● DIRECTIONS
Count how many lines hold the string "JSON". Give that number alone.

::::

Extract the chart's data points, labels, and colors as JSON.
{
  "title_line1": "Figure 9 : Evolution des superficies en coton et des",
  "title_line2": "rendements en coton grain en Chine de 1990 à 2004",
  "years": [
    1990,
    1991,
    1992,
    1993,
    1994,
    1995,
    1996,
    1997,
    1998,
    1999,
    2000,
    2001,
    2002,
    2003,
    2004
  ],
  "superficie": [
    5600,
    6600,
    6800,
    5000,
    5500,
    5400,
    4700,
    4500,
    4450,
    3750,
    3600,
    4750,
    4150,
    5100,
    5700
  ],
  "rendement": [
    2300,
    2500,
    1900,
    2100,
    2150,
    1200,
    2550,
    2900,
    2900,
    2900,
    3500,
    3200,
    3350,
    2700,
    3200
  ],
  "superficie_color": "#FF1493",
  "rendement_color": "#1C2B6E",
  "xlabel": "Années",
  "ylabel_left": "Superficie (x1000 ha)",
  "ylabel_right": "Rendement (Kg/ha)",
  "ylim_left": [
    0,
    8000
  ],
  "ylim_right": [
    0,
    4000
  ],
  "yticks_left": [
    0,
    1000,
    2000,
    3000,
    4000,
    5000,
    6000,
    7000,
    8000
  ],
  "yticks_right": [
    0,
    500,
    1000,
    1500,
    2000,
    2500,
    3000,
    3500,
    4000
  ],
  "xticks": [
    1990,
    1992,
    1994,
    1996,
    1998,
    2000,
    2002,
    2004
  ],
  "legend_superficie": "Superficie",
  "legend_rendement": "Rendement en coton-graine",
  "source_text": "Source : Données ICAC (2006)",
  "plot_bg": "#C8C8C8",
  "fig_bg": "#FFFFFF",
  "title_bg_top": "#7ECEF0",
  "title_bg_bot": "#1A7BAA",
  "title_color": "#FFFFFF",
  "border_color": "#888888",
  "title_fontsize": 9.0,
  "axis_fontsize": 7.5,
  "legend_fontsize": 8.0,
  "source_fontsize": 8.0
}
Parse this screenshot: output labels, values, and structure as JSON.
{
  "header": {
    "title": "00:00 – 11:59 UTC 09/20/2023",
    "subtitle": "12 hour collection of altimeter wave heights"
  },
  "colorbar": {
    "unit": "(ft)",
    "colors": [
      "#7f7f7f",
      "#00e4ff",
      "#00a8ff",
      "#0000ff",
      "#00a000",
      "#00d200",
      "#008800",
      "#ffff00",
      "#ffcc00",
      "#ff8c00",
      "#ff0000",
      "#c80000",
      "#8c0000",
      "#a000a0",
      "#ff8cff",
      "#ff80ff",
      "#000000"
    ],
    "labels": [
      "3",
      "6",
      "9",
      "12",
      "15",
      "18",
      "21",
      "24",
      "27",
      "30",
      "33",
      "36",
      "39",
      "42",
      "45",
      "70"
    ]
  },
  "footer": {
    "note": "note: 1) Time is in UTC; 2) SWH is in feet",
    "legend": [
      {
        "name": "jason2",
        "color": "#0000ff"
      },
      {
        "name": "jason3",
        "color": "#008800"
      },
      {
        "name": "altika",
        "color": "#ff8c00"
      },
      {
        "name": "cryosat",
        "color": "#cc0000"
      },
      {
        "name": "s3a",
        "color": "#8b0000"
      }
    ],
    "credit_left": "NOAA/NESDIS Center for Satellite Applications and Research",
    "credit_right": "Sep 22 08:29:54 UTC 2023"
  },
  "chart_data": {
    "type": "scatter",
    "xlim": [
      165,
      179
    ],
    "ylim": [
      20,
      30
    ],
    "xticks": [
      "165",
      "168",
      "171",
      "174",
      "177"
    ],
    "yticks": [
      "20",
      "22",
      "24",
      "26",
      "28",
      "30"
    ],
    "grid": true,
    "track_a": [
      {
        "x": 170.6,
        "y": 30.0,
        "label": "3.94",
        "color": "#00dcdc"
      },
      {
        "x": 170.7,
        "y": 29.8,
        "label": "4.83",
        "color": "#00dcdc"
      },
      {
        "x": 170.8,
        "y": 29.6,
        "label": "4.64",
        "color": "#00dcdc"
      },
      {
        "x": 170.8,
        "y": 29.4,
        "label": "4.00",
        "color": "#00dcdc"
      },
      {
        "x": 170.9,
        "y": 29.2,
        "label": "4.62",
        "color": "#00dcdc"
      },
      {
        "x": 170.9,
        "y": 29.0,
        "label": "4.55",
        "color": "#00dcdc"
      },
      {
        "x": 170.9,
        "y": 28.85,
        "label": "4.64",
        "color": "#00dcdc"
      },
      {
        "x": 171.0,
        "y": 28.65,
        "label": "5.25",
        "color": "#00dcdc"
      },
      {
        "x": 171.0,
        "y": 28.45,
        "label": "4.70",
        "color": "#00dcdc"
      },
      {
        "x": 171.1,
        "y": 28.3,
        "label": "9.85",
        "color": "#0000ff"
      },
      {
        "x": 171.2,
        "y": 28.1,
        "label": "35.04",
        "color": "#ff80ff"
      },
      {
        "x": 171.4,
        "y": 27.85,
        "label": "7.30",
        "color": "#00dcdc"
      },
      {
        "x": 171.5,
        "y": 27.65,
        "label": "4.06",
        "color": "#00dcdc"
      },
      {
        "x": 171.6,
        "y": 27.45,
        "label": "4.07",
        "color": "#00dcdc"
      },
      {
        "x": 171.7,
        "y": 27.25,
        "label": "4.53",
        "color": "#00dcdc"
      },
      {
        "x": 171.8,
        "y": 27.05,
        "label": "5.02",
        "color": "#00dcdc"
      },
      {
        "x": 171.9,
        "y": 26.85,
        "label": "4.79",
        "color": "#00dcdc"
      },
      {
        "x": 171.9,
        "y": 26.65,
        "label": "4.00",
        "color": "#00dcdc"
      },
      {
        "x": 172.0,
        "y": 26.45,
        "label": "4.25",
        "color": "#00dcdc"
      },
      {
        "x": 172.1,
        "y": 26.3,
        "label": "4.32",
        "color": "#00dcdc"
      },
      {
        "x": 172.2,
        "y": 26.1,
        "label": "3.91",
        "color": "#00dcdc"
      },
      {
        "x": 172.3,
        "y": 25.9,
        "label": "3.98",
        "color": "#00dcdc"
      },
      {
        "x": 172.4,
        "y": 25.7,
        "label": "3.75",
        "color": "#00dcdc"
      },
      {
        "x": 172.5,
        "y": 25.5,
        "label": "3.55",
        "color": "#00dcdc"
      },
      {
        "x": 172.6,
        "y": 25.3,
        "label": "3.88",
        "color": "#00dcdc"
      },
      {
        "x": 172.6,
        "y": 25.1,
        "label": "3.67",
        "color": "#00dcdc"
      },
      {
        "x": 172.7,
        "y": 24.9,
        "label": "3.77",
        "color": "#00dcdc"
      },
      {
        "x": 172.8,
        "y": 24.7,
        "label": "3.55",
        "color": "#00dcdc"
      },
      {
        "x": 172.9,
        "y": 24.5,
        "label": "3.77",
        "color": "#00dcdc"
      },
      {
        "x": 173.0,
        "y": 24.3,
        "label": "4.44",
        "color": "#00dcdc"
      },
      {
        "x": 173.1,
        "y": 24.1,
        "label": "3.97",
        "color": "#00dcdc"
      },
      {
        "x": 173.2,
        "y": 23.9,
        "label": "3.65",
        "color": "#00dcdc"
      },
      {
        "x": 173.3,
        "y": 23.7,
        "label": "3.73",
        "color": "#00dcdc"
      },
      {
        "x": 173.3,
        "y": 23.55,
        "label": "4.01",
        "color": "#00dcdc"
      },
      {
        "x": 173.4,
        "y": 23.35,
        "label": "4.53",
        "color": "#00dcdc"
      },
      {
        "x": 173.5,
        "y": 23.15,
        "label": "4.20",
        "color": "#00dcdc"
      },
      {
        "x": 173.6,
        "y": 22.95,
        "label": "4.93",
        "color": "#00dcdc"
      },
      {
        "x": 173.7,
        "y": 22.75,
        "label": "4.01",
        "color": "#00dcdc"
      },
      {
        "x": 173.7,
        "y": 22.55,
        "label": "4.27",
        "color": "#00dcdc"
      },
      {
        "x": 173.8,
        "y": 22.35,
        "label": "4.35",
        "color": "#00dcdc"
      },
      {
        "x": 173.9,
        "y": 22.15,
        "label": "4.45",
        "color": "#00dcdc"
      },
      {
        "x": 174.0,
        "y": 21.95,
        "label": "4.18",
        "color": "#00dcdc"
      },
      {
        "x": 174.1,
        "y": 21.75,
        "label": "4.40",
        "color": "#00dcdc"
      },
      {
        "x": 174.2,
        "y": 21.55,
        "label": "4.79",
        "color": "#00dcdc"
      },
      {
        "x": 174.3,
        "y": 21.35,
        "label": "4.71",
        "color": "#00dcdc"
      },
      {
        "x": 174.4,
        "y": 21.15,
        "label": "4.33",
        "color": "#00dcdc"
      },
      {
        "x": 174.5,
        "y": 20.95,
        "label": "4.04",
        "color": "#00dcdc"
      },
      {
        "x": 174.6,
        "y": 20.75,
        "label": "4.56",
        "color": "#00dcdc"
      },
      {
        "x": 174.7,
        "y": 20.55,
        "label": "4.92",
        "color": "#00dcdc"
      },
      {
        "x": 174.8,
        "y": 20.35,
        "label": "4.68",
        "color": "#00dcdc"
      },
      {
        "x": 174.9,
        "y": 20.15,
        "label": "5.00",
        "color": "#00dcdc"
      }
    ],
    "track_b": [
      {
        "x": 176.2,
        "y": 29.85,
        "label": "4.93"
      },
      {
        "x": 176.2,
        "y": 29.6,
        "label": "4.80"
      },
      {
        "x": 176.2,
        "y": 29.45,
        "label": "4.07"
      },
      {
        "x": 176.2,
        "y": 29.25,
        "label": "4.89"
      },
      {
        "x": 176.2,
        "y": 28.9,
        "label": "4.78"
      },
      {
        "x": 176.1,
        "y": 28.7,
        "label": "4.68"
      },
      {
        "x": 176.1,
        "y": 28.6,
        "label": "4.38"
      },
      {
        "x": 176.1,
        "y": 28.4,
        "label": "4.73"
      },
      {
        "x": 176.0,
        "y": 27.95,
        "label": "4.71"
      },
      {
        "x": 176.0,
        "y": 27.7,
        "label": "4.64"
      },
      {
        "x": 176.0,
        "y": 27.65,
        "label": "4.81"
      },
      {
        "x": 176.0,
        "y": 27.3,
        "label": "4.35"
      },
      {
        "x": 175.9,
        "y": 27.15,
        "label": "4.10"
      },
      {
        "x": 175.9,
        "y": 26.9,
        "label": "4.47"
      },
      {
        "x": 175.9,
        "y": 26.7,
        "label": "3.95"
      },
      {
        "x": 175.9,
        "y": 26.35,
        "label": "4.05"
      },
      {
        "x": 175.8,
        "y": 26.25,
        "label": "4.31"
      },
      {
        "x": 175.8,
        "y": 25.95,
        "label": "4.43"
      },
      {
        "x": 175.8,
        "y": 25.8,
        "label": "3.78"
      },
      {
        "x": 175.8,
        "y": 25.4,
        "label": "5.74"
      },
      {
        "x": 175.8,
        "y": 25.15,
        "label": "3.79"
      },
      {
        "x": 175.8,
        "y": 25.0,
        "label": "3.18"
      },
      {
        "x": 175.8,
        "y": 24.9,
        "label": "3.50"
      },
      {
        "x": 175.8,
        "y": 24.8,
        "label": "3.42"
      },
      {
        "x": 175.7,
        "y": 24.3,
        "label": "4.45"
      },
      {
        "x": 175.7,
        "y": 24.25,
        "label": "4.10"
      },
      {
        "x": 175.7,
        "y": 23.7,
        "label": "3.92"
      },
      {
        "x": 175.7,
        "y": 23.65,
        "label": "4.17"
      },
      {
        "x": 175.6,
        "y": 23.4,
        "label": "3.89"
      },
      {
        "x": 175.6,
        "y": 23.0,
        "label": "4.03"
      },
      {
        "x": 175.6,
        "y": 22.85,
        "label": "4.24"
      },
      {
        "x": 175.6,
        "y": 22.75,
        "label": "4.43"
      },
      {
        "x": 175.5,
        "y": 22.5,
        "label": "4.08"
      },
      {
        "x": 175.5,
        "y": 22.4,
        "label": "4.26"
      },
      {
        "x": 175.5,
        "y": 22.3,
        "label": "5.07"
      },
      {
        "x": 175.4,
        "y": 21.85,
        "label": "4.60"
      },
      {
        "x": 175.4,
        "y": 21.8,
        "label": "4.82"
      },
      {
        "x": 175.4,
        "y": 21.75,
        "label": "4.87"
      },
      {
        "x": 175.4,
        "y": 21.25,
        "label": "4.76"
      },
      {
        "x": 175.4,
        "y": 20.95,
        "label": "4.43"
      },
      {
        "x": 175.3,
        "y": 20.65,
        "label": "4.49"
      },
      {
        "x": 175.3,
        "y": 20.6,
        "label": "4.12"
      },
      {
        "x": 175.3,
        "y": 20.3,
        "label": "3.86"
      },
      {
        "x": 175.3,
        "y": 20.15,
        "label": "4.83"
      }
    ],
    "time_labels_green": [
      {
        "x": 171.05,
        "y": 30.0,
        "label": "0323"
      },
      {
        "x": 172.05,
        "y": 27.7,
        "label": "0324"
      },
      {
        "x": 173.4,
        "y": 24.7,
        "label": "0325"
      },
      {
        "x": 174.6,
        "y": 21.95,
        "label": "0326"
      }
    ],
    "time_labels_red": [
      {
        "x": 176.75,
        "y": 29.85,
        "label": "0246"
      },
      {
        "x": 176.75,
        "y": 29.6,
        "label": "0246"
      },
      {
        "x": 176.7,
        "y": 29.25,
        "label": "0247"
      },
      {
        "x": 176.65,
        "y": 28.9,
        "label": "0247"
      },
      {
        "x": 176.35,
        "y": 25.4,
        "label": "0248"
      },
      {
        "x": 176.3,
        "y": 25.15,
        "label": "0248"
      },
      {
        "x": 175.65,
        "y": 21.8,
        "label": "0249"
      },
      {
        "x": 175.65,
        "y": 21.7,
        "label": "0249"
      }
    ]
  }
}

::::

● ANSWER TO THE TASK
2